Entries from a dataset:
•••

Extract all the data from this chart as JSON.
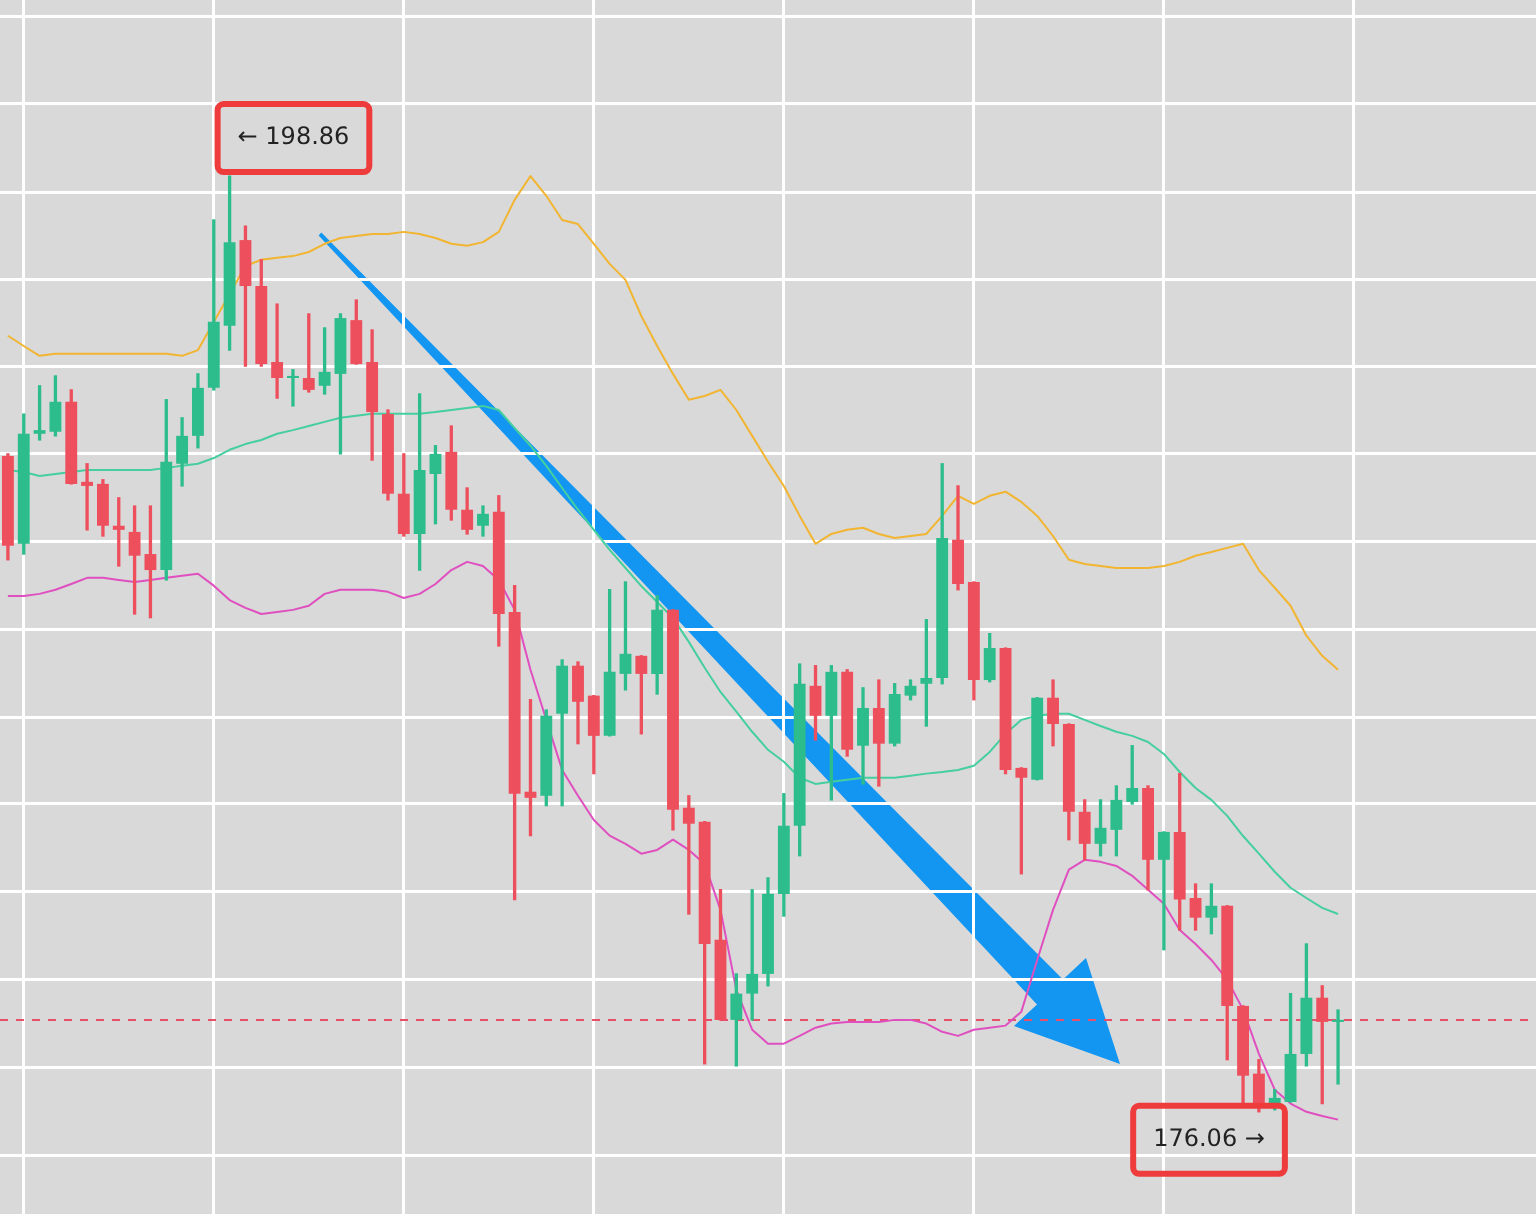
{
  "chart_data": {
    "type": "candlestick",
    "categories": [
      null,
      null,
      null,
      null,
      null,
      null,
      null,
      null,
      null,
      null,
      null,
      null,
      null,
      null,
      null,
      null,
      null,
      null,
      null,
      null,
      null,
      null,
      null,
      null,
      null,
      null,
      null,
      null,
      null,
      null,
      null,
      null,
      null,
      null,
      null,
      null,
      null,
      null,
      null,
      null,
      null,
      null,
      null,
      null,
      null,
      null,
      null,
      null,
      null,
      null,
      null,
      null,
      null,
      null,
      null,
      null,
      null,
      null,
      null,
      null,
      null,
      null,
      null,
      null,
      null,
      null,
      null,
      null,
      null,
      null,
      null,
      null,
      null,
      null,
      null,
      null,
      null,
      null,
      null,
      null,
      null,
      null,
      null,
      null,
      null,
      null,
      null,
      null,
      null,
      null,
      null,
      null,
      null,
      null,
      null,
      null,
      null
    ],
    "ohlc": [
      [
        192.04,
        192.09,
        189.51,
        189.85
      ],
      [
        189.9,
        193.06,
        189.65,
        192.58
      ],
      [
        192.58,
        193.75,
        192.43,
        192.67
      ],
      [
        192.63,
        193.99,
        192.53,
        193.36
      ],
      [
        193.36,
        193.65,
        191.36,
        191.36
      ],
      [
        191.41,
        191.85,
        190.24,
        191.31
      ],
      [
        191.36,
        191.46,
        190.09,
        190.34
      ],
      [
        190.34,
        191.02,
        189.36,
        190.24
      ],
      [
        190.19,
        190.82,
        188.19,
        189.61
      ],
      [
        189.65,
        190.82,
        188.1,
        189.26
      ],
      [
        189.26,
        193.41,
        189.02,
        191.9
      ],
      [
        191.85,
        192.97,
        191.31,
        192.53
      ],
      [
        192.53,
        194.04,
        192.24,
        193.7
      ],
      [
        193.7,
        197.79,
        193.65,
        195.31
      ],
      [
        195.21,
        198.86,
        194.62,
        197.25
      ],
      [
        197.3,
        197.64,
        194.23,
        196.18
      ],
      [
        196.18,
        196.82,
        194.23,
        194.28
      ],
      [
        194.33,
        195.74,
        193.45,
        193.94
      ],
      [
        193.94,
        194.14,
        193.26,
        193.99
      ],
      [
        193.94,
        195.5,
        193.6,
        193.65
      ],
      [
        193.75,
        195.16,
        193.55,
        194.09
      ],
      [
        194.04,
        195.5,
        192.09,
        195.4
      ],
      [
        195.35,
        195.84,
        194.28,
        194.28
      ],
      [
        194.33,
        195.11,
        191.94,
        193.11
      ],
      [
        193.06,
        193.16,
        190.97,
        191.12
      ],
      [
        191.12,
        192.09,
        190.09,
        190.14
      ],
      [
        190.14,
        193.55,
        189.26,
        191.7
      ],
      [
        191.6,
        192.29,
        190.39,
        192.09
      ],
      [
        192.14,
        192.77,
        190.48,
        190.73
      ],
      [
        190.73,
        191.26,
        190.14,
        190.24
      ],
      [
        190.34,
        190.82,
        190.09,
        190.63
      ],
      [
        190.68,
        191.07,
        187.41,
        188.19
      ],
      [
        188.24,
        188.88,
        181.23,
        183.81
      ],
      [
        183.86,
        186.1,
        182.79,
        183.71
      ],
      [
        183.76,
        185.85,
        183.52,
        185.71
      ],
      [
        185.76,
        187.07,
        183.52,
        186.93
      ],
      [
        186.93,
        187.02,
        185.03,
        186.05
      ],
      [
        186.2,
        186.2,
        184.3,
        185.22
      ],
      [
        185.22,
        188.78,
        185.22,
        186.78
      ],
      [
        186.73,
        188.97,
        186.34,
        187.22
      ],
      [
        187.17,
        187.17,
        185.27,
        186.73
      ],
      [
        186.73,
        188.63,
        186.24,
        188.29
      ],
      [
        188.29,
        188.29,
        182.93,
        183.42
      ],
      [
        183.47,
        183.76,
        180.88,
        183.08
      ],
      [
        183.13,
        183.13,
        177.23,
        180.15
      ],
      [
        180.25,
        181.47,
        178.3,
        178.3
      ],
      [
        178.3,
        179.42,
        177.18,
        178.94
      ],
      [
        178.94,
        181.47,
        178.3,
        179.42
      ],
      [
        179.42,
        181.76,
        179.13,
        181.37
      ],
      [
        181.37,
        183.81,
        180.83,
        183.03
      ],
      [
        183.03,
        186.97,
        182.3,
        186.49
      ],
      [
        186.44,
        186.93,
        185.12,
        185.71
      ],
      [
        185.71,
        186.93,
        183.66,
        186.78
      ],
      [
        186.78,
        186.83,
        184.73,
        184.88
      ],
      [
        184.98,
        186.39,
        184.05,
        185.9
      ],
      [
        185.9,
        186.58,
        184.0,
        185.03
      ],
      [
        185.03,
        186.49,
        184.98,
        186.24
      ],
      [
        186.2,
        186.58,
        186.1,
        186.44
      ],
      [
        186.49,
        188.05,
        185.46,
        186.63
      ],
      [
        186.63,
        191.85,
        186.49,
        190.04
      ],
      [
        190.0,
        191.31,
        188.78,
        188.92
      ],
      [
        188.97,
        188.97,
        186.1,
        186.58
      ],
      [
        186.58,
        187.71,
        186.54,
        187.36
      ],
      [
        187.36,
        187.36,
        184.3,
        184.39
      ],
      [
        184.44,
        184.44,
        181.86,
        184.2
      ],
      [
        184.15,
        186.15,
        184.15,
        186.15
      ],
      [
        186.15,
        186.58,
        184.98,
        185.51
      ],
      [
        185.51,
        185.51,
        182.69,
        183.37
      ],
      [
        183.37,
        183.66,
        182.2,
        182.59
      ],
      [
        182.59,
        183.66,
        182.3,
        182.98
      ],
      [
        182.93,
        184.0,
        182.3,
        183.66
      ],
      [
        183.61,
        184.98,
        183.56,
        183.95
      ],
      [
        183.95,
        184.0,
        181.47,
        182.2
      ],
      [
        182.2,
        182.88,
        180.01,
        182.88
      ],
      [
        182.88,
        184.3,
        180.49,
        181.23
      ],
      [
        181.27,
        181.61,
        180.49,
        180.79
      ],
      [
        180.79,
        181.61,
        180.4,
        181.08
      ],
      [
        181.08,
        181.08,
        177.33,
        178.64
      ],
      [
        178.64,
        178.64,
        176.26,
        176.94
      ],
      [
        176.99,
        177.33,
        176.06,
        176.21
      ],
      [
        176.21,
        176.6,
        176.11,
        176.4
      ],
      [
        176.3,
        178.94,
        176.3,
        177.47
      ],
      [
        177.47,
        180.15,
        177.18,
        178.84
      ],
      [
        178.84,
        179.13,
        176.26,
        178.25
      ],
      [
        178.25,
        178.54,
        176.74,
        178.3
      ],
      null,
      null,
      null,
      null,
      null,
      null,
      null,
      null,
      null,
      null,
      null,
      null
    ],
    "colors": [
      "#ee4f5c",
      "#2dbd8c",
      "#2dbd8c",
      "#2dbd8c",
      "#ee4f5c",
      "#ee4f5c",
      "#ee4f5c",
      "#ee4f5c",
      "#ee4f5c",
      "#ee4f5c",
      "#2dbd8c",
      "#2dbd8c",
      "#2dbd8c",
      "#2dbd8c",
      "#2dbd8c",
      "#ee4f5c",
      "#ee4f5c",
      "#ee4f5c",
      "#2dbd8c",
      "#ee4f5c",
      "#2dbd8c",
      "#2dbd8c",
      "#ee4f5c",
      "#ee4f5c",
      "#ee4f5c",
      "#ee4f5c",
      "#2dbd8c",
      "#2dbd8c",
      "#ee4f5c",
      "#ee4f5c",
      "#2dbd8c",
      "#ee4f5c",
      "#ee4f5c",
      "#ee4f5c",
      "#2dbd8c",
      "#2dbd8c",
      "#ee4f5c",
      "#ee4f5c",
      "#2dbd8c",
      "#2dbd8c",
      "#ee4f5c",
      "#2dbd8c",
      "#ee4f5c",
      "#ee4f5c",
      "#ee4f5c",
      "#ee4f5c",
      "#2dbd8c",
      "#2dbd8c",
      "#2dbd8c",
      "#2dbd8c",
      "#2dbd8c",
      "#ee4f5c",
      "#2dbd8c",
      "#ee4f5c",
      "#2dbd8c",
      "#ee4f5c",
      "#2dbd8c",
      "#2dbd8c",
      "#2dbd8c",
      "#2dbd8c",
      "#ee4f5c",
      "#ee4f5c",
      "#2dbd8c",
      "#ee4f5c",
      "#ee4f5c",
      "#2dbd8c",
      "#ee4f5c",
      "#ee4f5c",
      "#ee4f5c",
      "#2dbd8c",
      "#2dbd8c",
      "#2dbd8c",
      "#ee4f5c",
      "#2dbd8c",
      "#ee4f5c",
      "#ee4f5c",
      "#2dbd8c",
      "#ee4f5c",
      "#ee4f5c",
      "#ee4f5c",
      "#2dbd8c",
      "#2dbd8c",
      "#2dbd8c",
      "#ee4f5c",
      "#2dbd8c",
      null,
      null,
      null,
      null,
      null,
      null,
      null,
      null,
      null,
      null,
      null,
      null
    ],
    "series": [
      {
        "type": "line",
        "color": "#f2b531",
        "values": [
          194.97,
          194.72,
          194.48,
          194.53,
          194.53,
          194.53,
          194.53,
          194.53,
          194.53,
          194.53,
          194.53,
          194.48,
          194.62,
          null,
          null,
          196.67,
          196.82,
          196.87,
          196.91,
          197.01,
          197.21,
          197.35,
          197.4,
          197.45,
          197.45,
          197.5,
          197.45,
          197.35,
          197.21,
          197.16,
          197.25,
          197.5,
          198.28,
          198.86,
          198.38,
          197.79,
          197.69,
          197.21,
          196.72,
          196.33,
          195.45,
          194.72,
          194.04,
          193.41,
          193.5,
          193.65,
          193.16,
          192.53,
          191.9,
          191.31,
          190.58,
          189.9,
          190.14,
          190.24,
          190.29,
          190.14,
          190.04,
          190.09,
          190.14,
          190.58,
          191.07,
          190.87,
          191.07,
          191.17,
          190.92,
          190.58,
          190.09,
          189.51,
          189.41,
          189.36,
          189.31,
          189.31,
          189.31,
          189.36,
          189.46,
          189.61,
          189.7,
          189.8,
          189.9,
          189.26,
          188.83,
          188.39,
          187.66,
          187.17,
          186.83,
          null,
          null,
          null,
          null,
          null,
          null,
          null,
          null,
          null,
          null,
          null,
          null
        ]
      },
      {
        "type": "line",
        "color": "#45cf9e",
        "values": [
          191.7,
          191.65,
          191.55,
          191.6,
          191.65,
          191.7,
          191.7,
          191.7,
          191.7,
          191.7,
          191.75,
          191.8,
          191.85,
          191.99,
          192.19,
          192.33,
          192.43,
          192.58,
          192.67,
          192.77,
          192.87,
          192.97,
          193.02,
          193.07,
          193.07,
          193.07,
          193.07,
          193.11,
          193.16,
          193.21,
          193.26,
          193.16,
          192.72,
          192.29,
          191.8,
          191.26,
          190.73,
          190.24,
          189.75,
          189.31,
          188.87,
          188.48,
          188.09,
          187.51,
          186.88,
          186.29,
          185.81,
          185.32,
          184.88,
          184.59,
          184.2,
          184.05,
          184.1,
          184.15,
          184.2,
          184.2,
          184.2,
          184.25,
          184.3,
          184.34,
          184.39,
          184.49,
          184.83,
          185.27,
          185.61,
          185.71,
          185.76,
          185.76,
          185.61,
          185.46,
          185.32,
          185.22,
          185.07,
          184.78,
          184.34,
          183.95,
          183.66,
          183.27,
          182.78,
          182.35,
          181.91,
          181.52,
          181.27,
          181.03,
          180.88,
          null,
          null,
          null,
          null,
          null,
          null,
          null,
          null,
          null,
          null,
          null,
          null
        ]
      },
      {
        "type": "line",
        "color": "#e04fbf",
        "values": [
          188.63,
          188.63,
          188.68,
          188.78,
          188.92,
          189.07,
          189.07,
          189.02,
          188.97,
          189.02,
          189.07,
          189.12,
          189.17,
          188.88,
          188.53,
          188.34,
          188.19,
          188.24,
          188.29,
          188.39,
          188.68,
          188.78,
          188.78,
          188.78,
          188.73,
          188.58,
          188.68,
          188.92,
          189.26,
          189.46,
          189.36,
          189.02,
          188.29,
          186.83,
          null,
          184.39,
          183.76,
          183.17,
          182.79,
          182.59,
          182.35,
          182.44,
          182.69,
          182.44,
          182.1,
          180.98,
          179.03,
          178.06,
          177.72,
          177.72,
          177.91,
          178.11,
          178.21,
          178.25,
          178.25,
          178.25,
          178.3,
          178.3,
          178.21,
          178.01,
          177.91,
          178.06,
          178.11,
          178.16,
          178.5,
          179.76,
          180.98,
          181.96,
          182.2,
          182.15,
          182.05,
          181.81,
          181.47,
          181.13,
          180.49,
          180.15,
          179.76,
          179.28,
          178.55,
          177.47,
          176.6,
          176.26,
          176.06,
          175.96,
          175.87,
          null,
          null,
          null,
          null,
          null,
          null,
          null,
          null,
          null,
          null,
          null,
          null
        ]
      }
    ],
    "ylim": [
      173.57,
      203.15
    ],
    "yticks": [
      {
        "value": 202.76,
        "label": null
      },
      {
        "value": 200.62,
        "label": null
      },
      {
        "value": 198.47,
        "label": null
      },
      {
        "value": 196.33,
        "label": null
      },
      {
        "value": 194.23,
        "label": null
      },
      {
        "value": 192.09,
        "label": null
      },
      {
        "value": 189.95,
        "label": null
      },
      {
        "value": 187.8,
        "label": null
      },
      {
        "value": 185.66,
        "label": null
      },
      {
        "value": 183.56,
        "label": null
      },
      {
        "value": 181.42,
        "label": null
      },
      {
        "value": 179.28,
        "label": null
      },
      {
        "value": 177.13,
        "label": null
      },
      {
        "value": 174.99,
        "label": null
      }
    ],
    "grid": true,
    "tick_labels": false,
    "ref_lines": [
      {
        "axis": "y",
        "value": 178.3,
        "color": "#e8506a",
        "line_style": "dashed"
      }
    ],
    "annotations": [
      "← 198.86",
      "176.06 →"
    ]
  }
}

•••

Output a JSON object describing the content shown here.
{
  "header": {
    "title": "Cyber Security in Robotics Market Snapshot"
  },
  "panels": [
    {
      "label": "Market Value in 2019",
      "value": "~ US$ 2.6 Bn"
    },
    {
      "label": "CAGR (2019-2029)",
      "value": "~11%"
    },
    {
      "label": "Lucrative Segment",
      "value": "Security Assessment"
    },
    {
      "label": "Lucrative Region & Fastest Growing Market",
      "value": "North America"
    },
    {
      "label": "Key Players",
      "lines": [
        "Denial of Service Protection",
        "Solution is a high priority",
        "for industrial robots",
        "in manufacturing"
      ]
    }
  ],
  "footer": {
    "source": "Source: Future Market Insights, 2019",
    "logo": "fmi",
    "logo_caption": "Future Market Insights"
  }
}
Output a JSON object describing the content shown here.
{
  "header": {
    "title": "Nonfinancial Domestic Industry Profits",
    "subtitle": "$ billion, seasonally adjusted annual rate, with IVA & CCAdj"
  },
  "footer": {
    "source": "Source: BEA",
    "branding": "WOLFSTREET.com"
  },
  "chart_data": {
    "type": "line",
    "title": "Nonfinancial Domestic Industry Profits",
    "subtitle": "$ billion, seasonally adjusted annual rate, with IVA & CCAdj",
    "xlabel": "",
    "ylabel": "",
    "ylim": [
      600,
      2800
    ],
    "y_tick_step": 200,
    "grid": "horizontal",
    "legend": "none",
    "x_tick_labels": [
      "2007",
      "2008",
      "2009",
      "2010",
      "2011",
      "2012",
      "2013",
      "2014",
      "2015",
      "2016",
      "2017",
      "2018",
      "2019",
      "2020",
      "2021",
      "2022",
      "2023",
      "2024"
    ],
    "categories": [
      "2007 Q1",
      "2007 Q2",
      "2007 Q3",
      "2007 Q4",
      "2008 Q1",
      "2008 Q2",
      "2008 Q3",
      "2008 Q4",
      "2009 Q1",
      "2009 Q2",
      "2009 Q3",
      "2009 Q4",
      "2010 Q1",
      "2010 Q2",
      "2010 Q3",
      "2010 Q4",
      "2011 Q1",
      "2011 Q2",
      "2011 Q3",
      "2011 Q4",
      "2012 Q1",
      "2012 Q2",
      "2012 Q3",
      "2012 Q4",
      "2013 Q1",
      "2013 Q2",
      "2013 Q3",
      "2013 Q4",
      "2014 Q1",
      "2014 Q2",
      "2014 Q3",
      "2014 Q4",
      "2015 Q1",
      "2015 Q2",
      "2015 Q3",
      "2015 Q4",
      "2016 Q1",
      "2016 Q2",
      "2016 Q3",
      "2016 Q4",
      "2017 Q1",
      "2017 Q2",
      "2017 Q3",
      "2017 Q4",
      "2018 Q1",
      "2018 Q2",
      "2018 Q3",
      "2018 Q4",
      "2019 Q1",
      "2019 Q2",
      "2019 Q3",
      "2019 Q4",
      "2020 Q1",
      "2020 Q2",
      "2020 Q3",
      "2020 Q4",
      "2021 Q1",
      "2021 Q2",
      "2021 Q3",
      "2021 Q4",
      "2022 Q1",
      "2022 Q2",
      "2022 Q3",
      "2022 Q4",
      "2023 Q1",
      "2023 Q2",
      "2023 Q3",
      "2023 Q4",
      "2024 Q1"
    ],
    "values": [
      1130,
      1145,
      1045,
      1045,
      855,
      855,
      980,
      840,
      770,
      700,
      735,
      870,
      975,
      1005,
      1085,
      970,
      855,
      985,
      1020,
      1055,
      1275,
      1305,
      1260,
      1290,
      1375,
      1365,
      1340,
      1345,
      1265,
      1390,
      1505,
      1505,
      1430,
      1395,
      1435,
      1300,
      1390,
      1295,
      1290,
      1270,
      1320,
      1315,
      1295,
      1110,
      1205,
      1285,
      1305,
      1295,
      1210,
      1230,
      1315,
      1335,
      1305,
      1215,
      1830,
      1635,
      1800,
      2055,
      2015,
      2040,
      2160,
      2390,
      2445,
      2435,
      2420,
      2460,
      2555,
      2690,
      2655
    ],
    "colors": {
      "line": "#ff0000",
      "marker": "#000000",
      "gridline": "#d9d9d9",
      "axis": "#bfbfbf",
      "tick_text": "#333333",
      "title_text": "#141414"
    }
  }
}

•••

**BRIEF**
Give the number of lines in the listing above that contain "annual", and nothing else.

**SOLUTION TO THIS EXERCISE**
2